→ **WHAT IS REQUIRED**:
Please arrange the items as a numbered list, starting at the first one and ending at the line that contains "field-patch (912, 185, 921, 205)", both included, with blank lines left out.

start

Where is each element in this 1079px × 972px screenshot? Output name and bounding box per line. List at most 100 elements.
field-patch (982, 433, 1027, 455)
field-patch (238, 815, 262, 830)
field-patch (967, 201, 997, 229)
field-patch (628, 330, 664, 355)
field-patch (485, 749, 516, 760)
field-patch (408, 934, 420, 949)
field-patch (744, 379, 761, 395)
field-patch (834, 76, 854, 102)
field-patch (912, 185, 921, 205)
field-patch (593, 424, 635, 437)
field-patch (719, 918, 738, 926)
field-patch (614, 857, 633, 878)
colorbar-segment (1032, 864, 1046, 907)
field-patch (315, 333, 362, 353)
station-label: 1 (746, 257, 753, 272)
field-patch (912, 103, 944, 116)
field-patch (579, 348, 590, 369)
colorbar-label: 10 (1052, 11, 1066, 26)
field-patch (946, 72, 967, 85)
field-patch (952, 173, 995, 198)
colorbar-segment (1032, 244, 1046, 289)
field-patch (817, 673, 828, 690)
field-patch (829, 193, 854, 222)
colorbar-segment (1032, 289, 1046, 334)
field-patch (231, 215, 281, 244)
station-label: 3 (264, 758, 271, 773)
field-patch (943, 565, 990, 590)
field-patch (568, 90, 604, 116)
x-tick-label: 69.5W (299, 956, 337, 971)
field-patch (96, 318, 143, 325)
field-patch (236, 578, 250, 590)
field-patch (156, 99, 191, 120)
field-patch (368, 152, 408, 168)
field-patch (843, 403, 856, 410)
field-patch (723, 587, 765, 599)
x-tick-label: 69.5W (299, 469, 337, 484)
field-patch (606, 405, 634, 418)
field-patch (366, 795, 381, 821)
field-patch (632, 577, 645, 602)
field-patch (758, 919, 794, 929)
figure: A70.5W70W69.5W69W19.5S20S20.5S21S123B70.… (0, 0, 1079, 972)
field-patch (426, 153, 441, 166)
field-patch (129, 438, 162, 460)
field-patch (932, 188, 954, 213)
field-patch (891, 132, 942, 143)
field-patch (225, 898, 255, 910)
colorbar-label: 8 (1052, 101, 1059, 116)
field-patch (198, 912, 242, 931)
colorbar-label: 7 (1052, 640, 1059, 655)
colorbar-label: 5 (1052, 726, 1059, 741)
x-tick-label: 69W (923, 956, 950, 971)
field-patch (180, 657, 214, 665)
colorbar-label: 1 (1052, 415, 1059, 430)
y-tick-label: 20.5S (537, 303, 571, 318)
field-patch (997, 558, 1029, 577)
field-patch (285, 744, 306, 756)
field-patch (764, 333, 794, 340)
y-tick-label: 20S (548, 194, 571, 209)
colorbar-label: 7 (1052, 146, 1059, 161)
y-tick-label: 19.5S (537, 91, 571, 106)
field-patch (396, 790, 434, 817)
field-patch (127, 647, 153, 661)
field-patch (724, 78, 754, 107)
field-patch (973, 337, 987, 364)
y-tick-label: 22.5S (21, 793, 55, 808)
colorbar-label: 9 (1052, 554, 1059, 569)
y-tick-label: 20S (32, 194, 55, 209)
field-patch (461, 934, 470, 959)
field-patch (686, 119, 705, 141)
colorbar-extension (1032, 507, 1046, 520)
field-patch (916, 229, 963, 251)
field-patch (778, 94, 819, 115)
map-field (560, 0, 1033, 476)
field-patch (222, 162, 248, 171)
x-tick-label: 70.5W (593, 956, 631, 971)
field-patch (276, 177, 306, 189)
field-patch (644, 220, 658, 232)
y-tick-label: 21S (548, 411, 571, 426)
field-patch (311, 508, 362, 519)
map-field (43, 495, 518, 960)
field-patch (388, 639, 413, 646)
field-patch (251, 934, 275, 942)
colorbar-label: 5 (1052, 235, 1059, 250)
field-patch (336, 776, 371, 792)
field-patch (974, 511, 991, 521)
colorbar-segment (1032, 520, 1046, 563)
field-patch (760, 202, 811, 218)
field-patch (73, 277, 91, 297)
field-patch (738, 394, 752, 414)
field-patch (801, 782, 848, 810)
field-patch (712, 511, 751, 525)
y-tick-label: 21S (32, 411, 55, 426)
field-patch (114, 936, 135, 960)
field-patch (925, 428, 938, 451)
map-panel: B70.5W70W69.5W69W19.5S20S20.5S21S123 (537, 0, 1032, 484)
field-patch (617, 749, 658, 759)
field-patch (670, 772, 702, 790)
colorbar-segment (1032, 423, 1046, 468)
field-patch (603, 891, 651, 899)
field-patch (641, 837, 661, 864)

end

→ **SOLUTION FOR THIS EXERCISE**:
1. Where is each element in this 1079px × 972px screenshot? Output name and bounding box per line. List at most 100 elements.
2. field-patch (982, 433, 1027, 455)
3. field-patch (238, 815, 262, 830)
4. field-patch (967, 201, 997, 229)
5. field-patch (628, 330, 664, 355)
6. field-patch (485, 749, 516, 760)
7. field-patch (408, 934, 420, 949)
8. field-patch (744, 379, 761, 395)
9. field-patch (834, 76, 854, 102)
10. field-patch (912, 185, 921, 205)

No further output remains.